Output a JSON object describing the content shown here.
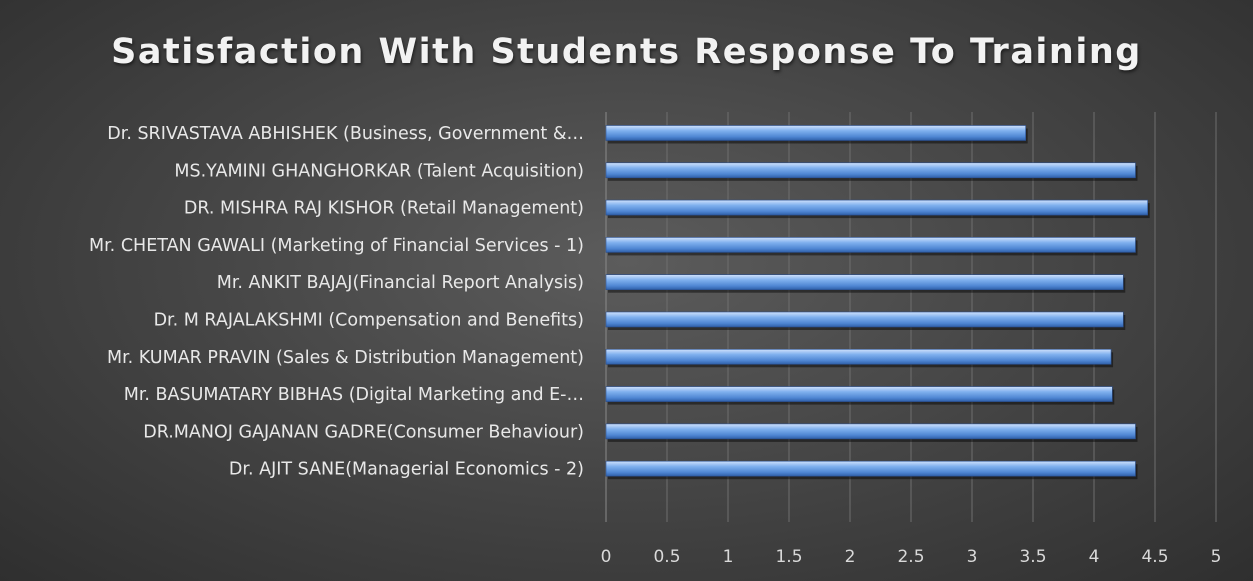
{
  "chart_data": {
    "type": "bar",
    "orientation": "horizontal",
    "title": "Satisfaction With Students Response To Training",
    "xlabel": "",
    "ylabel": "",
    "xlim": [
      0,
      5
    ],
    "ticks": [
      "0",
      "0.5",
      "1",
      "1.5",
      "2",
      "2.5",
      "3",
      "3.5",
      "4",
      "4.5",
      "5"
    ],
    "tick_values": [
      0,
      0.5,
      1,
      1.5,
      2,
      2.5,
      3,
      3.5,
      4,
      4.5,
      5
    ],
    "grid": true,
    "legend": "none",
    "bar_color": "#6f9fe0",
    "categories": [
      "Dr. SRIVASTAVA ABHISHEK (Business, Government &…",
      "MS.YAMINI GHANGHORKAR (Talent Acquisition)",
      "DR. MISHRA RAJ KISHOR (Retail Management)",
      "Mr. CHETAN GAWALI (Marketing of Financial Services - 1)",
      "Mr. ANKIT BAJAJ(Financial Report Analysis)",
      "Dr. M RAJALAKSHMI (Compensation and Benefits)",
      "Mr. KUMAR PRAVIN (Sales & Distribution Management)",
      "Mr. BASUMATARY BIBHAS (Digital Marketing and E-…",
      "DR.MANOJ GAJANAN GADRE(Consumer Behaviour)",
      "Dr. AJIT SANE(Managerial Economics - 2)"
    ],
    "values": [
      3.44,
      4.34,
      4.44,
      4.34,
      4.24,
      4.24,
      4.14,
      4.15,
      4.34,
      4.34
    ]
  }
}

- - - -

» Written exercise:
The answer is a single number, the count of lines in the records that contain the string "Marketing".

» Expected answer:
2